Given text:
━━━━━━

Exploded view of the mechanical design

Electronics

The lamps were built around Wi-Fi–enabled ESP8266 microcontrollers, which handle both the LED control and the wireless communication. Each lamp sends data packets through a third-party IoT API, acting as middleware so the two units can seamlessly mirror each other’s state across distance. To ensure stable power delivery to the individually addressable LED strip, a 1000 µF capacitor was added across the terminals, while a hard-wired potentiometer provides manual brightness adjustment. Since the lamp is intended to stay always-on, a brightness dimmer was essentially to ensure it is visible in daylight but can also be dimmed sufficiently at nighttime to act as a nightlight. A capacitive touch sensor was integrated as the main input, allowing users to interact with the lamp intuitively through a simple tap. Throughout the process, every element (from circuit design to CAD modeling, housing fabrication on 3D printers, and custom coding) had to be prototyped, tested, and refined to achieve both technical reliability and a seamless user experience.

Schematic of electronics

Electronics assembly

User Interaction (UI)

The UI flow of two WiFi connected litho lamps, outlining how user 1 reaches out to user 2 (works both ways and in reverse)

Programming

The lamps were programmed using Arduino for the ESP8266, with the code structured around efficient state management and lightweight animation logic. A key focus was minimizing processing load on the microcontroller to reduce heat buildup: for instance, the breathing light effect was implemented with an approximate polynomial function instead of a computationally heavier sine curve. Communication was likewise optimized by limiting the number of messages sent to the IoT broker, ensuring smooth synchronization without unnecessary data traffic. The program integrates interrupt-driven capacitive touch sensing for reliable user input and a robust synchronization routine to keep both lamps aligned across reboots and network interruptions. Together, the logic balances performance, stability, and responsiveness while keeping the ESP’s overhead to a minimum.

━━━━━━

Data for analysis:
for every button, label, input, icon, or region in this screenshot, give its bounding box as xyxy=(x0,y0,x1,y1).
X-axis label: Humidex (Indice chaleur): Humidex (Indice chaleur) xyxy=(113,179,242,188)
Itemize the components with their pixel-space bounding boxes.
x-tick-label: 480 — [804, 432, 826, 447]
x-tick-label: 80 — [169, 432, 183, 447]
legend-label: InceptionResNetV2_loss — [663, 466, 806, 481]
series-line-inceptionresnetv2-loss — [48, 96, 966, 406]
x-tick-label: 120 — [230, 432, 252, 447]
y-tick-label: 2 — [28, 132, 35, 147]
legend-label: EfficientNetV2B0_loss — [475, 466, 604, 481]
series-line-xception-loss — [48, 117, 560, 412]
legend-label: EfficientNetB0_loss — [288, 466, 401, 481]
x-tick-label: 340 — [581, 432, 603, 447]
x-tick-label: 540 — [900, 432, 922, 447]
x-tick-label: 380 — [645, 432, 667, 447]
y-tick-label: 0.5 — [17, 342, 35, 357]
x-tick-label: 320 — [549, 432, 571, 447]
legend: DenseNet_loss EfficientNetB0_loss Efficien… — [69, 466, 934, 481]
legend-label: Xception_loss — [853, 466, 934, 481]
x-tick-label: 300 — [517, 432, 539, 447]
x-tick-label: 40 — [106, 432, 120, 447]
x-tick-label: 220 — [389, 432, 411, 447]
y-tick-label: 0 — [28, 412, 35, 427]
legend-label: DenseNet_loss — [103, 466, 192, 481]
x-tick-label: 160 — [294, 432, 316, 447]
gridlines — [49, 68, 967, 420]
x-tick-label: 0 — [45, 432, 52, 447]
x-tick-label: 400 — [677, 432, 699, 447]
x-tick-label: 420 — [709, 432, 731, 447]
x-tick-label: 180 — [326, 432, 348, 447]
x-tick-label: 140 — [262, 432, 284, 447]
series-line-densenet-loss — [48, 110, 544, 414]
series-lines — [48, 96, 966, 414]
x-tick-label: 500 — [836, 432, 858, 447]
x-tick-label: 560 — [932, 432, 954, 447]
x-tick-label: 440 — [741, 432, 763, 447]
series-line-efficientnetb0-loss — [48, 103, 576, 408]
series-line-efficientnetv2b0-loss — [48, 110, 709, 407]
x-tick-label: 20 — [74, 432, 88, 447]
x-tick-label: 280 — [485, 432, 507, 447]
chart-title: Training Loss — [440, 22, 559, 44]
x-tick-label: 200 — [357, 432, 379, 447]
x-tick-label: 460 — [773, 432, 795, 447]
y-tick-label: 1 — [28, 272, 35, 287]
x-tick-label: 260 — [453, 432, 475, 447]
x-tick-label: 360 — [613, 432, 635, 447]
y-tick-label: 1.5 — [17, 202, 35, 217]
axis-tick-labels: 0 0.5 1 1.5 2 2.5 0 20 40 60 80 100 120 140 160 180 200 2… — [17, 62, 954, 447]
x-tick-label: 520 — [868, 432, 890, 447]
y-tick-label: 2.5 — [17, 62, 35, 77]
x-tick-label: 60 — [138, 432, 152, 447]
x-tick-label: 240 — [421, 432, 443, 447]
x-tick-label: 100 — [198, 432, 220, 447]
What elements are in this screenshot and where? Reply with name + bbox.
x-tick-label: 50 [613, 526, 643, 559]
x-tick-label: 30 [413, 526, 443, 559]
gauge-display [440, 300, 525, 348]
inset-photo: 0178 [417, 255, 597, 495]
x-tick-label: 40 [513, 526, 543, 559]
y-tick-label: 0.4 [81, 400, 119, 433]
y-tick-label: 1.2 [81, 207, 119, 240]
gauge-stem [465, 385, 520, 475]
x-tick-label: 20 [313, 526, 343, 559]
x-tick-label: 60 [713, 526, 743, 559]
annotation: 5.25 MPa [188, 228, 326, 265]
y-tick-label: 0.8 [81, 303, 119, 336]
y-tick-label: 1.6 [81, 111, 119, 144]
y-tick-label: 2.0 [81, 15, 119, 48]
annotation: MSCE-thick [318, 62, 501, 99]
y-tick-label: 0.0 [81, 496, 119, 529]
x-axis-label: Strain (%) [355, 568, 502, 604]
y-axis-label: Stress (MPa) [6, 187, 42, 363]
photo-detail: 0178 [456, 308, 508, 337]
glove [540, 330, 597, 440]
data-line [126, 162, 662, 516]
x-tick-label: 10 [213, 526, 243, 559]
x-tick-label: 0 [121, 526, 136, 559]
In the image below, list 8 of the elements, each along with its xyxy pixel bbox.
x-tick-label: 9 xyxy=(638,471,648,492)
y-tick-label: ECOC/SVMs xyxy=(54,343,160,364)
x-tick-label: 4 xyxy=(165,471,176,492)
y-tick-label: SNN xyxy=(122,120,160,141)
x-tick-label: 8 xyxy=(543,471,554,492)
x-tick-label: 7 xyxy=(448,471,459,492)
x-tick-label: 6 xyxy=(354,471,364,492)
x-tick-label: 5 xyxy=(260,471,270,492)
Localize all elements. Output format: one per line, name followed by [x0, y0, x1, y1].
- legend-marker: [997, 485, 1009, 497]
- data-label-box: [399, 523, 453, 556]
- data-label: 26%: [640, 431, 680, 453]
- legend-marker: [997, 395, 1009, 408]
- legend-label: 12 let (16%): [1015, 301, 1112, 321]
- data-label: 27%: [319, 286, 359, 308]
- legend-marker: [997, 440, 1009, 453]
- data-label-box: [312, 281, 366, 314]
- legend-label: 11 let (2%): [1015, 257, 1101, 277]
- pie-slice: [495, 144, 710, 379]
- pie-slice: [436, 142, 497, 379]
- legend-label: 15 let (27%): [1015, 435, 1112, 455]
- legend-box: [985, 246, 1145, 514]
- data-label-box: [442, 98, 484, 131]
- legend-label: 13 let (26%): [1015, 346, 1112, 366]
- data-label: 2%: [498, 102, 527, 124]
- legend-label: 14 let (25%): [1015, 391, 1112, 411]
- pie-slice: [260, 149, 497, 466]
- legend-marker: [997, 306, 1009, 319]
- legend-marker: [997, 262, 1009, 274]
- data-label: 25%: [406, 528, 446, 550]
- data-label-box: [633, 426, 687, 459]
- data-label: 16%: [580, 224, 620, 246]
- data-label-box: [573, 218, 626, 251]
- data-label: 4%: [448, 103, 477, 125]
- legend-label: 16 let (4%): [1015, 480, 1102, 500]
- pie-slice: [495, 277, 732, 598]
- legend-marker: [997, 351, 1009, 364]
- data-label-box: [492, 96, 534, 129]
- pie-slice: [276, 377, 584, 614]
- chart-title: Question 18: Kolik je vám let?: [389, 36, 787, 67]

━━━━━━

Questions:
1. Which hardware components are named in the "Electronics" section of the lamp text? List every one.
2. Copy the lamp text word for word, starting at the words "Electronics assembly" and stopping after "and in reverse)".
The entries were taken from a different source than the lamp text.

Responses to the exercise:
1.
- Wi-Fi–enabled ESP8266 microcontrollers
- individually addressable LED strip
- 1000 µF capacitor
- hard-wired potentiometer
- capacitive touch sensor

2.
Electronics assembly

User Interaction (UI)

The UI flow of two WiFi connected litho lamps, outlining how user 1 reaches out to user 2 (works both ways and in reverse)